** Start of INPUT **
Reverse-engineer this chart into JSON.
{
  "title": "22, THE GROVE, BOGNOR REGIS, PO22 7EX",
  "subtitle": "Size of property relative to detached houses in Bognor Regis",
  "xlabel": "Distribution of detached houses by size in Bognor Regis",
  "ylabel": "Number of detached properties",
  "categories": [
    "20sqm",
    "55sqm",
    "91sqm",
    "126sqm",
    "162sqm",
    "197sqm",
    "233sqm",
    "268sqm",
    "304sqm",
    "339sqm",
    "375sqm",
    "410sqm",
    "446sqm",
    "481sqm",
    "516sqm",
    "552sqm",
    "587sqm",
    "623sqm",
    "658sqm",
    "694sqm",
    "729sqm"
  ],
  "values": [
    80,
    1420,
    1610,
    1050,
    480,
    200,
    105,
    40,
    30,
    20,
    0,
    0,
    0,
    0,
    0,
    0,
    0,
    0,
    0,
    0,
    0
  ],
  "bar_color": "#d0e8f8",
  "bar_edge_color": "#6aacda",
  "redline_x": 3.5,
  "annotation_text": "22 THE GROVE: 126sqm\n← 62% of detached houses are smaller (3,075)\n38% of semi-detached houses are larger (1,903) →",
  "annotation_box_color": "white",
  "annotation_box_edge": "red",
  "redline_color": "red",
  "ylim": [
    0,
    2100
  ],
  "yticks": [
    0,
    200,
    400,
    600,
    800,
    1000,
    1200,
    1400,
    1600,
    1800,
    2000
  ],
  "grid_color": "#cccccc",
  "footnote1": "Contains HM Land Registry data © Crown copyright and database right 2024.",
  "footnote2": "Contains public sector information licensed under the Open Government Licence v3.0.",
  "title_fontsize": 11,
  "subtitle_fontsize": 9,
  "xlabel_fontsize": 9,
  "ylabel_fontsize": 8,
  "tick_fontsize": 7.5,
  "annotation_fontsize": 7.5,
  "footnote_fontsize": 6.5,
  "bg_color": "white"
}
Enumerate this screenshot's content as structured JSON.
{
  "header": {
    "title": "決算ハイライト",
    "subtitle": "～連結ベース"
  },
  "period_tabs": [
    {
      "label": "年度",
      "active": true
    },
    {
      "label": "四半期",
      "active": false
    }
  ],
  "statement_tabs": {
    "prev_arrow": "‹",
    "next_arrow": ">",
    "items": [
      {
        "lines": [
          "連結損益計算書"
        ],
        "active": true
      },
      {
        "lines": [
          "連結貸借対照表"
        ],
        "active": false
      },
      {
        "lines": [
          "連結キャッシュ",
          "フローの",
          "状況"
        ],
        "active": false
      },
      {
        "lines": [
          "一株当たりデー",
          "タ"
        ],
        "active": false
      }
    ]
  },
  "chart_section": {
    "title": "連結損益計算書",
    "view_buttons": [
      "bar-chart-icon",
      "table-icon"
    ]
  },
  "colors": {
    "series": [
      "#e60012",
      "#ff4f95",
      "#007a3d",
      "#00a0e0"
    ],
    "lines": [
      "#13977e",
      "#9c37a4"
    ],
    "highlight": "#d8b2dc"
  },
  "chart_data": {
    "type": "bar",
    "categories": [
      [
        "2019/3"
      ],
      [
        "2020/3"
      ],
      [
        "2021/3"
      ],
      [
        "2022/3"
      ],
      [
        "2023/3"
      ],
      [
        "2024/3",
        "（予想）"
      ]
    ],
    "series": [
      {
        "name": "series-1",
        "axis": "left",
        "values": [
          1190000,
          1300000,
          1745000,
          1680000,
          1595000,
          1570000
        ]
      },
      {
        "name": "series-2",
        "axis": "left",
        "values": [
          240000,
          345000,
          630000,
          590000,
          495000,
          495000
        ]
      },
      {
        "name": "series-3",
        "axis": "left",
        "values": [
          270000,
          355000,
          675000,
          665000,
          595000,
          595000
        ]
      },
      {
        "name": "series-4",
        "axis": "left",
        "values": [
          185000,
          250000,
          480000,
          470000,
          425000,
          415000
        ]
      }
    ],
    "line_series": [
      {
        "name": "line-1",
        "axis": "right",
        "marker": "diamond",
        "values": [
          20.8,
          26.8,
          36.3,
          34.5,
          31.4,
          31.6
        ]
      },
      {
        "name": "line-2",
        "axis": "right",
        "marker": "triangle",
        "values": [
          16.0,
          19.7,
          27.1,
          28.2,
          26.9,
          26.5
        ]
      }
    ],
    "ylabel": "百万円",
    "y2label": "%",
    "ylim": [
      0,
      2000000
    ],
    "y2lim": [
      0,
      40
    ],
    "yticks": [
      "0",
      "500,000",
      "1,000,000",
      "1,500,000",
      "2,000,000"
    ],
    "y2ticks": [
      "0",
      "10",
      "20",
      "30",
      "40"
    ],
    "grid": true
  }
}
** End of INPUT **
* **SET TASK**: Please reproduce the entire listing, exactly as shown.

* **TASK RESULT**:
Reverse-engineer this chart into JSON.
{
  "title": "22, THE GROVE, BOGNOR REGIS, PO22 7EX",
  "subtitle": "Size of property relative to detached houses in Bognor Regis",
  "xlabel": "Distribution of detached houses by size in Bognor Regis",
  "ylabel": "Number of detached properties",
  "categories": [
    "20sqm",
    "55sqm",
    "91sqm",
    "126sqm",
    "162sqm",
    "197sqm",
    "233sqm",
    "268sqm",
    "304sqm",
    "339sqm",
    "375sqm",
    "410sqm",
    "446sqm",
    "481sqm",
    "516sqm",
    "552sqm",
    "587sqm",
    "623sqm",
    "658sqm",
    "694sqm",
    "729sqm"
  ],
  "values": [
    80,
    1420,
    1610,
    1050,
    480,
    200,
    105,
    40,
    30,
    20,
    0,
    0,
    0,
    0,
    0,
    0,
    0,
    0,
    0,
    0,
    0
  ],
  "bar_color": "#d0e8f8",
  "bar_edge_color": "#6aacda",
  "redline_x": 3.5,
  "annotation_text": "22 THE GROVE: 126sqm\n← 62% of detached houses are smaller (3,075)\n38% of semi-detached houses are larger (1,903) →",
  "annotation_box_color": "white",
  "annotation_box_edge": "red",
  "redline_color": "red",
  "ylim": [
    0,
    2100
  ],
  "yticks": [
    0,
    200,
    400,
    600,
    800,
    1000,
    1200,
    1400,
    1600,
    1800,
    2000
  ],
  "grid_color": "#cccccc",
  "footnote1": "Contains HM Land Registry data © Crown copyright and database right 2024.",
  "footnote2": "Contains public sector information licensed under the Open Government Licence v3.0.",
  "title_fontsize": 11,
  "subtitle_fontsize": 9,
  "xlabel_fontsize": 9,
  "ylabel_fontsize": 8,
  "tick_fontsize": 7.5,
  "annotation_fontsize": 7.5,
  "footnote_fontsize": 6.5,
  "bg_color": "white"
}
Enumerate this screenshot's content as structured JSON.
{
  "header": {
    "title": "決算ハイライト",
    "subtitle": "～連結ベース"
  },
  "period_tabs": [
    {
      "label": "年度",
      "active": true
    },
    {
      "label": "四半期",
      "active": false
    }
  ],
  "statement_tabs": {
    "prev_arrow": "‹",
    "next_arrow": ">",
    "items": [
      {
        "lines": [
          "連結損益計算書"
        ],
        "active": true
      },
      {
        "lines": [
          "連結貸借対照表"
        ],
        "active": false
      },
      {
        "lines": [
          "連結キャッシュ",
          "フローの",
          "状況"
        ],
        "active": false
      },
      {
        "lines": [
          "一株当たりデー",
          "タ"
        ],
        "active": false
      }
    ]
  },
  "chart_section": {
    "title": "連結損益計算書",
    "view_buttons": [
      "bar-chart-icon",
      "table-icon"
    ]
  },
  "colors": {
    "series": [
      "#e60012",
      "#ff4f95",
      "#007a3d",
      "#00a0e0"
    ],
    "lines": [
      "#13977e",
      "#9c37a4"
    ],
    "highlight": "#d8b2dc"
  },
  "chart_data": {
    "type": "bar",
    "categories": [
      [
        "2019/3"
      ],
      [
        "2020/3"
      ],
      [
        "2021/3"
      ],
      [
        "2022/3"
      ],
      [
        "2023/3"
      ],
      [
        "2024/3",
        "（予想）"
      ]
    ],
    "series": [
      {
        "name": "series-1",
        "axis": "left",
        "values": [
          1190000,
          1300000,
          1745000,
          1680000,
          1595000,
          1570000
        ]
      },
      {
        "name": "series-2",
        "axis": "left",
        "values": [
          240000,
          345000,
          630000,
          590000,
          495000,
          495000
        ]
      },
      {
        "name": "series-3",
        "axis": "left",
        "values": [
          270000,
          355000,
          675000,
          665000,
          595000,
          595000
        ]
      },
      {
        "name": "series-4",
        "axis": "left",
        "values": [
          185000,
          250000,
          480000,
          470000,
          425000,
          415000
        ]
      }
    ],
    "line_series": [
      {
        "name": "line-1",
        "axis": "right",
        "marker": "diamond",
        "values": [
          20.8,
          26.8,
          36.3,
          34.5,
          31.4,
          31.6
        ]
      },
      {
        "name": "line-2",
        "axis": "right",
        "marker": "triangle",
        "values": [
          16.0,
          19.7,
          27.1,
          28.2,
          26.9,
          26.5
        ]
      }
    ],
    "ylabel": "百万円",
    "y2label": "%",
    "ylim": [
      0,
      2000000
    ],
    "y2lim": [
      0,
      40
    ],
    "yticks": [
      "0",
      "500,000",
      "1,000,000",
      "1,500,000",
      "2,000,000"
    ],
    "y2ticks": [
      "0",
      "10",
      "20",
      "30",
      "40"
    ],
    "grid": true
  }
}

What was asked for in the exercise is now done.